(Task objective): Return every line of the data below that includes the string "Maintenance".
☆ ☆ ☆ ☆ ☆ ☆ ☆
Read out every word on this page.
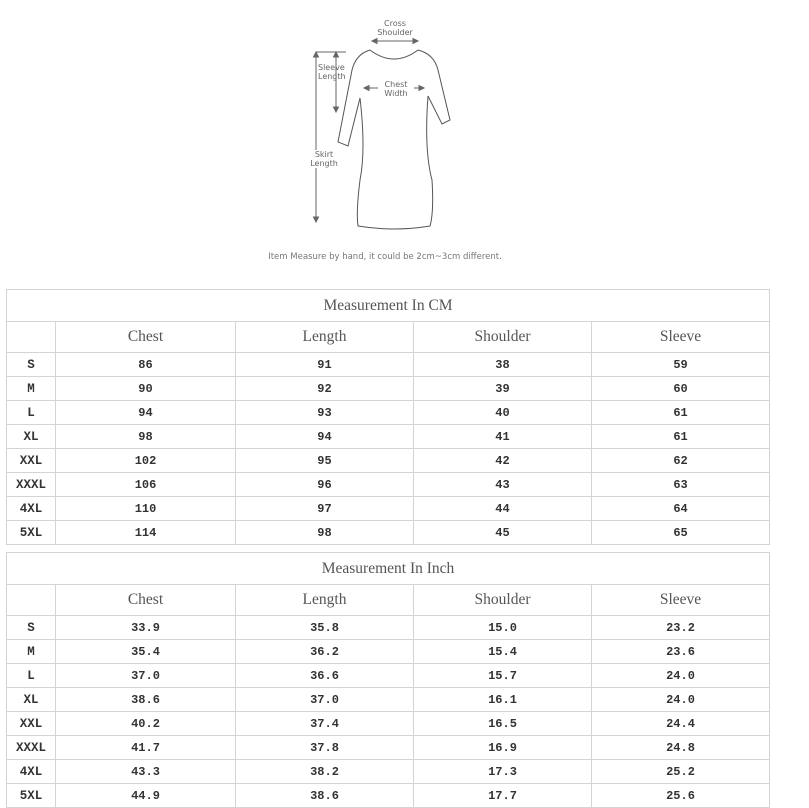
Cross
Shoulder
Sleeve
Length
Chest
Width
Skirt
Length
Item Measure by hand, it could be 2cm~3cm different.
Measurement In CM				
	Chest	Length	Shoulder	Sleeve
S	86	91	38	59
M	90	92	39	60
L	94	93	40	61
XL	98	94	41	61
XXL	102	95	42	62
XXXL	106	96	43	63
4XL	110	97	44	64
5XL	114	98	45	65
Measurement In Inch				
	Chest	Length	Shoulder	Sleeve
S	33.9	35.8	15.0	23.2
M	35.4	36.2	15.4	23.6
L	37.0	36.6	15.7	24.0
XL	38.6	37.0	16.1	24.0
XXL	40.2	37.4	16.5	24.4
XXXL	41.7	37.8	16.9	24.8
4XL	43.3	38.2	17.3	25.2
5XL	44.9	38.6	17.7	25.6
☆ ☆ ☆ ☆ ☆ ☆ ☆
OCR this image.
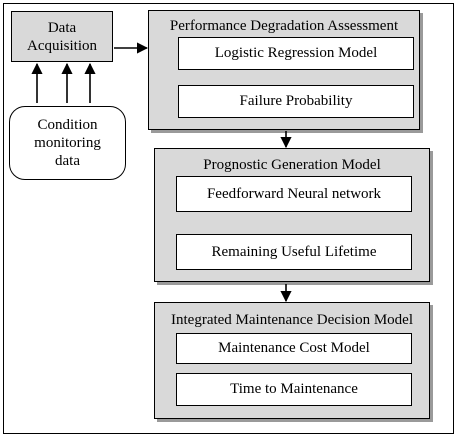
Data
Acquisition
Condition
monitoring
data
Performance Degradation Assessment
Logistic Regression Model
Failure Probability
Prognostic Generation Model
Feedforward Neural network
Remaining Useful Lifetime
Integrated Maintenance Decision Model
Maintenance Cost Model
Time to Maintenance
☆ ☆ ☆ ☆ ☆ ☆ ☆
(Complete answer):
Integrated Maintenance Decision Model
Maintenance Cost Model
Time to Maintenance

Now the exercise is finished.